[Work required]
Only the pictures are left out: repeat the rest of the entries exactly.

Dataset rows about figures
------------
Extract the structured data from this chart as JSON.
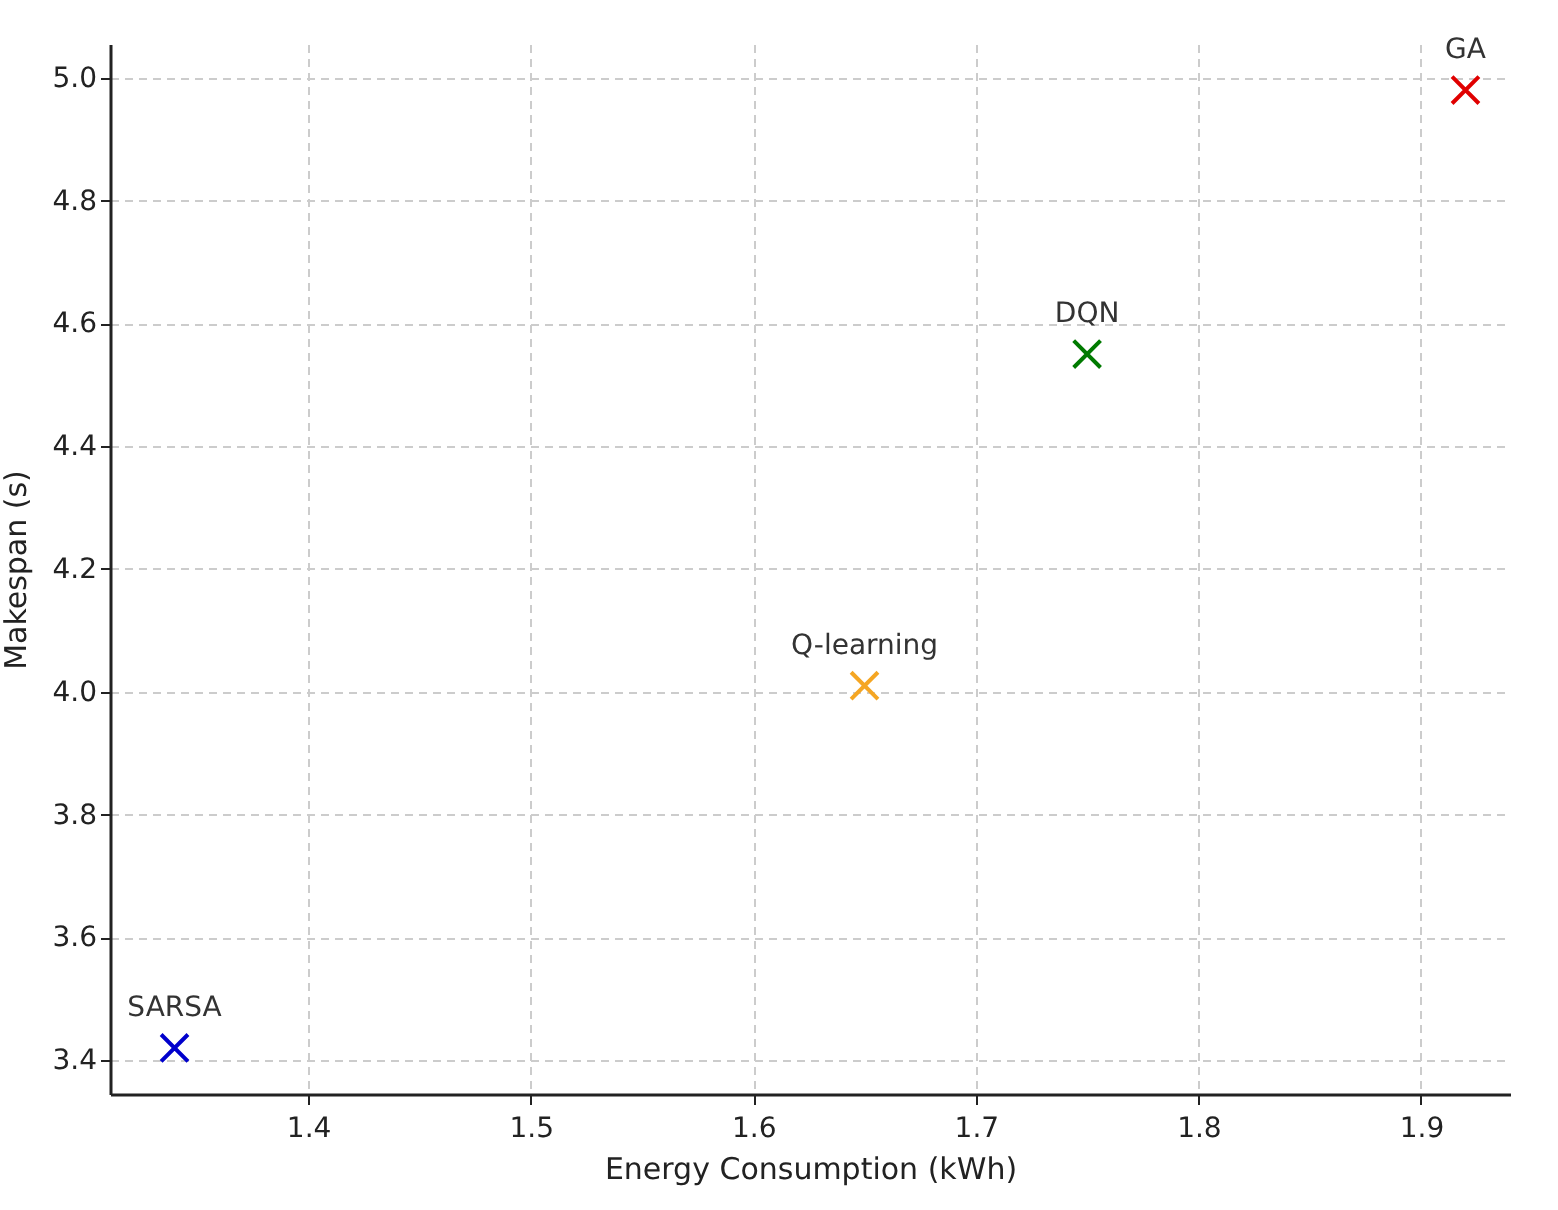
{
  "chart_data": {
    "type": "scatter",
    "xlabel": "Energy Consumption (kWh)",
    "ylabel": "Makespan (s)",
    "xlim": [
      1.311,
      1.94
    ],
    "xticks": [
      1.4,
      1.5,
      1.6,
      1.7,
      1.8,
      1.9
    ],
    "ylim": [
      3.345,
      5.055
    ],
    "yticks": [
      3.4,
      3.6,
      3.8,
      {
        "value": 4,
        "label": "4.0"
      },
      4.2,
      4.4,
      4.6,
      4.8,
      {
        "value": 5,
        "label": "5.0"
      }
    ],
    "grid": true,
    "legend": false,
    "marker": "cross",
    "series": [
      {
        "name": "SARSA",
        "color": "#0000cc",
        "x": [
          1.34
        ],
        "values": [
          3.42
        ]
      },
      {
        "name": "Q-learning",
        "color": "#f5a623",
        "x": [
          1.65
        ],
        "values": [
          4.01
        ]
      },
      {
        "name": "DQN",
        "color": "#007a00",
        "x": [
          1.75
        ],
        "values": [
          4.55
        ]
      },
      {
        "name": "GA",
        "color": "#e00000",
        "x": [
          1.92
        ],
        "values": [
          4.98
        ]
      }
    ]
  }
}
------------
[Exercise output]
Extract the structured data from this chart as JSON.
{
  "chart_data": {
    "type": "scatter",
    "xlabel": "Energy Consumption (kWh)",
    "ylabel": "Makespan (s)",
    "xlim": [
      1.311,
      1.94
    ],
    "xticks": [
      1.4,
      1.5,
      1.6,
      1.7,
      1.8,
      1.9
    ],
    "ylim": [
      3.345,
      5.055
    ],
    "yticks": [
      3.4,
      3.6,
      3.8,
      {
        "value": 4,
        "label": "4.0"
      },
      4.2,
      4.4,
      4.6,
      4.8,
      {
        "value": 5,
        "label": "5.0"
      }
    ],
    "grid": true,
    "legend": false,
    "marker": "cross",
    "series": [
      {
        "name": "SARSA",
        "color": "#0000cc",
        "x": [
          1.34
        ],
        "values": [
          3.42
        ]
      },
      {
        "name": "Q-learning",
        "color": "#f5a623",
        "x": [
          1.65
        ],
        "values": [
          4.01
        ]
      },
      {
        "name": "DQN",
        "color": "#007a00",
        "x": [
          1.75
        ],
        "values": [
          4.55
        ]
      },
      {
        "name": "GA",
        "color": "#e00000",
        "x": [
          1.92
        ],
        "values": [
          4.98
        ]
      }
    ]
  }
}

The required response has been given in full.